--- start ---

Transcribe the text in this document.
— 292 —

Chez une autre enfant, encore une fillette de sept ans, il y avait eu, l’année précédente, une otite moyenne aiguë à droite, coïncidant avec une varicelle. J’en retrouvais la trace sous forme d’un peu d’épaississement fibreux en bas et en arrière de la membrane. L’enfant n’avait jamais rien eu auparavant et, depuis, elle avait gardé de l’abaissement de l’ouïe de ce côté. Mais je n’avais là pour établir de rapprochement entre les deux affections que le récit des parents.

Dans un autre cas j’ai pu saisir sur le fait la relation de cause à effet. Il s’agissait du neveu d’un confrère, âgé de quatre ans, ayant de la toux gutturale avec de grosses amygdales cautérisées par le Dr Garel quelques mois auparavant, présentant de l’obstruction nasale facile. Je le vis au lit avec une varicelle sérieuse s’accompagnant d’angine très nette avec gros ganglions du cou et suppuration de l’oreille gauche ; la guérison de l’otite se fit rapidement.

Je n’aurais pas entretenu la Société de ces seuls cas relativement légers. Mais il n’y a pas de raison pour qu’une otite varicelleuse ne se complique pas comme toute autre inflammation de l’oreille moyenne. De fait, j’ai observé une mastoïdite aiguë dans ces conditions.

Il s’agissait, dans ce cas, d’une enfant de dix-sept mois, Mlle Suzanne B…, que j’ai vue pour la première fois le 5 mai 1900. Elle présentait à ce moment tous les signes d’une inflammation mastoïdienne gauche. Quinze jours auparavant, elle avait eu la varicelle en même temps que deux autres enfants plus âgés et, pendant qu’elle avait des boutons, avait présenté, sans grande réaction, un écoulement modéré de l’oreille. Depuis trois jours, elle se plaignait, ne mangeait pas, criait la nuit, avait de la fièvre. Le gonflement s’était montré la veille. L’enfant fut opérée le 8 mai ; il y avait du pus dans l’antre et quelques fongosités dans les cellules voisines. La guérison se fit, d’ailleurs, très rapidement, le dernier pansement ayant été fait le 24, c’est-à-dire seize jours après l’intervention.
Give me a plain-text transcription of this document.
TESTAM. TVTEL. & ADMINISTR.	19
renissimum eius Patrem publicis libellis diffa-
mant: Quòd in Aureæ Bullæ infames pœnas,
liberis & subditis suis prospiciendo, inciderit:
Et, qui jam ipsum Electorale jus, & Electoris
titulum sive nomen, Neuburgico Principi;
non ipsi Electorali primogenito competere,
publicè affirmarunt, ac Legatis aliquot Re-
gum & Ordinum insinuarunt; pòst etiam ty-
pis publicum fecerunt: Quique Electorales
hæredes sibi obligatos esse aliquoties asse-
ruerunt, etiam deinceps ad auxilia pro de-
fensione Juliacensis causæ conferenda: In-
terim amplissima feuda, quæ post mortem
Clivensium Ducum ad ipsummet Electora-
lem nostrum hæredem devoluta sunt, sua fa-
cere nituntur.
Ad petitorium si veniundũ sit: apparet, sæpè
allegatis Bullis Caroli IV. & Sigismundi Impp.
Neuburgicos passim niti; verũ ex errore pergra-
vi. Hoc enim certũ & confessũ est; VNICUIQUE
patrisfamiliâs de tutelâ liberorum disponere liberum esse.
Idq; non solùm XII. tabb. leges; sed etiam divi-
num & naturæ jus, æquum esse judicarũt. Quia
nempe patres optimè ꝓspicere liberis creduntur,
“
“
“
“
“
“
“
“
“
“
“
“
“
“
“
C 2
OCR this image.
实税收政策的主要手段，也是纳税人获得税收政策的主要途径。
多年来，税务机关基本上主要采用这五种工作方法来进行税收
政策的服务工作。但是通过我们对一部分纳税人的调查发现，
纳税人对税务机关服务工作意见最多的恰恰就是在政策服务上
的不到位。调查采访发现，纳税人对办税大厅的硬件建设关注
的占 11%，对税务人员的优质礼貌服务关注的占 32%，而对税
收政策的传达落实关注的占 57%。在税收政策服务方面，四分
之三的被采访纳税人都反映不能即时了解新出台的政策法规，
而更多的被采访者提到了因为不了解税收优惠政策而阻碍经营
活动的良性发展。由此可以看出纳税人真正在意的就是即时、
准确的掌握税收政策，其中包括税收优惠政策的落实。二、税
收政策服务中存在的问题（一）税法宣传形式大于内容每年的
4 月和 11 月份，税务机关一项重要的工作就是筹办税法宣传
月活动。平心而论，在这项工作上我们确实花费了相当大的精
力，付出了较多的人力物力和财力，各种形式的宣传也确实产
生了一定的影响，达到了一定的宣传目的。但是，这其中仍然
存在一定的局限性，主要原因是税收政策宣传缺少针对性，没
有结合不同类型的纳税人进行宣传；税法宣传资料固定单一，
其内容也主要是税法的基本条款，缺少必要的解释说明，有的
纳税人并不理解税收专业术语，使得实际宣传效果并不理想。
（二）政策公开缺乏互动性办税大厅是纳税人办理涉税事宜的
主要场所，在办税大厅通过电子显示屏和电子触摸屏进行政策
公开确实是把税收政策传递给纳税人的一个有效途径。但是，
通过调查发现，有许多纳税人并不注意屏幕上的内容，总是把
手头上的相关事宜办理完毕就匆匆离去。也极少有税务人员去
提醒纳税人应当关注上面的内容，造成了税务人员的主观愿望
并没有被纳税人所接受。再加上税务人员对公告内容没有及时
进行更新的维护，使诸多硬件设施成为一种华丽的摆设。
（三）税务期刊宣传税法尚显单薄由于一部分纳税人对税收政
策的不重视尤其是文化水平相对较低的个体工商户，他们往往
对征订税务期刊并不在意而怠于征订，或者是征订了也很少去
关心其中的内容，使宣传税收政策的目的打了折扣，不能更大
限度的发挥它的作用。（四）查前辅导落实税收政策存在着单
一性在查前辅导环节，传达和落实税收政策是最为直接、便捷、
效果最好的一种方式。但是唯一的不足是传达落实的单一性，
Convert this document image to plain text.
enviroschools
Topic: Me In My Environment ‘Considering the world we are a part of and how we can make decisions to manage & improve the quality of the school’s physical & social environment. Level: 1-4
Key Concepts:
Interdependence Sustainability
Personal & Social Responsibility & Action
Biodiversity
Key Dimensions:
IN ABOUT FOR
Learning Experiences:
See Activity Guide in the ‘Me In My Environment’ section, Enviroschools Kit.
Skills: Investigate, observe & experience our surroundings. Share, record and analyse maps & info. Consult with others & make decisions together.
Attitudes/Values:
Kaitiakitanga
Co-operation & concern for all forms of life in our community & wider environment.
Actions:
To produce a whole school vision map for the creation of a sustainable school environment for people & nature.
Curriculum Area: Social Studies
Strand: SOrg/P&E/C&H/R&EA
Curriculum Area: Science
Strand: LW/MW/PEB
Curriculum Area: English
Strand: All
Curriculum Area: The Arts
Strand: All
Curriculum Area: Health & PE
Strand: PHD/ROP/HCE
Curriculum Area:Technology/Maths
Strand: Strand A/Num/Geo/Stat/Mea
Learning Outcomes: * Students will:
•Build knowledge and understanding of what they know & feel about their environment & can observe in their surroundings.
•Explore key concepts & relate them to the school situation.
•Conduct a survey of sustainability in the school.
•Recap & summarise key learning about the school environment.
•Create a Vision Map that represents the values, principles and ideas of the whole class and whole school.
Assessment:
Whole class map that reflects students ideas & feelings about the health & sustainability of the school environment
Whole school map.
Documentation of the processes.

--- end ---

## Work instructions
Only lines with the word "that" should be collected from the material.

## Problem solution
•Create a Vision Map that represents the values, principles and ideas of the whole class and whole school.
Whole class map that reflects students ideas & feelings about the health & sustainability of the school environment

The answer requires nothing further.